REQUIREMENTS | Repeat each entry as written, dropping any picture you find.

== SUPPLIED ENTRIES ==

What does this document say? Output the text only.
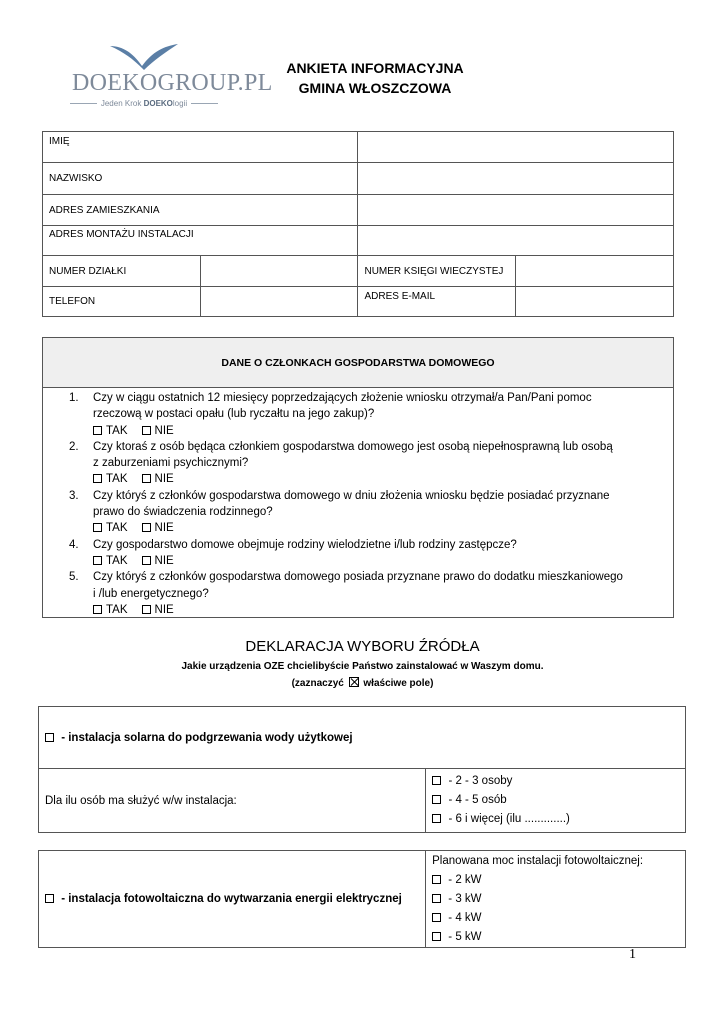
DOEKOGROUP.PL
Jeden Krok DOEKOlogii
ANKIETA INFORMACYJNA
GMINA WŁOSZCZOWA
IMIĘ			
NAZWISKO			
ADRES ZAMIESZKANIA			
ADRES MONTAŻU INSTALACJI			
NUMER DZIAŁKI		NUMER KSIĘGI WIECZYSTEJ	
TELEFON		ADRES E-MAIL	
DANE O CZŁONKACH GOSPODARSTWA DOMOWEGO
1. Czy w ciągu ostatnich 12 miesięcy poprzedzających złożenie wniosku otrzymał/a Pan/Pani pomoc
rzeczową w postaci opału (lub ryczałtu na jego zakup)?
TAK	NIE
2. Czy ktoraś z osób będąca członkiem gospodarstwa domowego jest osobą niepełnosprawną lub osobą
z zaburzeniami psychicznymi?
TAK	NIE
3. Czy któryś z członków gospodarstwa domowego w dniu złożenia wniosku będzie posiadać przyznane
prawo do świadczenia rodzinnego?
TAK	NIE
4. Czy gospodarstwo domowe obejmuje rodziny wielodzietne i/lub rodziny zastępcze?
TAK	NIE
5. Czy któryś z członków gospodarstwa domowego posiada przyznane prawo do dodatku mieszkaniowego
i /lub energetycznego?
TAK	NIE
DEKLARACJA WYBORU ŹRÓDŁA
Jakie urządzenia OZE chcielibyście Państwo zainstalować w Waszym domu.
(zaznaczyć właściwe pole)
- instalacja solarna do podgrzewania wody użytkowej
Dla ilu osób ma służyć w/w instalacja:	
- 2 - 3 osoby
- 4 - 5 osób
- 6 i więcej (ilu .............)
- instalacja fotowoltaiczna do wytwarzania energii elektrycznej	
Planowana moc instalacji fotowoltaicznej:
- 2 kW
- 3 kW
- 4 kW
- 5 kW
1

===

COMPLETED EXERCISE |
What does this document say? Output the text only.
DOEKOGROUP.PL
Jeden Krok DOEKOlogii
ANKIETA INFORMACYJNA
GMINA WŁOSZCZOWA
IMIĘ			
NAZWISKO			
ADRES ZAMIESZKANIA			
ADRES MONTAŻU INSTALACJI			
NUMER DZIAŁKI		NUMER KSIĘGI WIECZYSTEJ	
TELEFON		ADRES E-MAIL	
DANE O CZŁONKACH GOSPODARSTWA DOMOWEGO
1. Czy w ciągu ostatnich 12 miesięcy poprzedzających złożenie wniosku otrzymał/a Pan/Pani pomoc
rzeczową w postaci opału (lub ryczałtu na jego zakup)?
TAK	NIE
2. Czy ktoraś z osób będąca członkiem gospodarstwa domowego jest osobą niepełnosprawną lub osobą
z zaburzeniami psychicznymi?
TAK	NIE
3. Czy któryś z członków gospodarstwa domowego w dniu złożenia wniosku będzie posiadać przyznane
prawo do świadczenia rodzinnego?
TAK	NIE
4. Czy gospodarstwo domowe obejmuje rodziny wielodzietne i/lub rodziny zastępcze?
TAK	NIE
5. Czy któryś z członków gospodarstwa domowego posiada przyznane prawo do dodatku mieszkaniowego
i /lub energetycznego?
TAK	NIE
DEKLARACJA WYBORU ŹRÓDŁA
Jakie urządzenia OZE chcielibyście Państwo zainstalować w Waszym domu.
(zaznaczyć właściwe pole)
- instalacja solarna do podgrzewania wody użytkowej
Dla ilu osób ma służyć w/w instalacja:	
- 2 - 3 osoby
- 4 - 5 osób
- 6 i więcej (ilu .............)
- instalacja fotowoltaiczna do wytwarzania energii elektrycznej	
Planowana moc instalacji fotowoltaicznej:
- 2 kW
- 3 kW
- 4 kW
- 5 kW
1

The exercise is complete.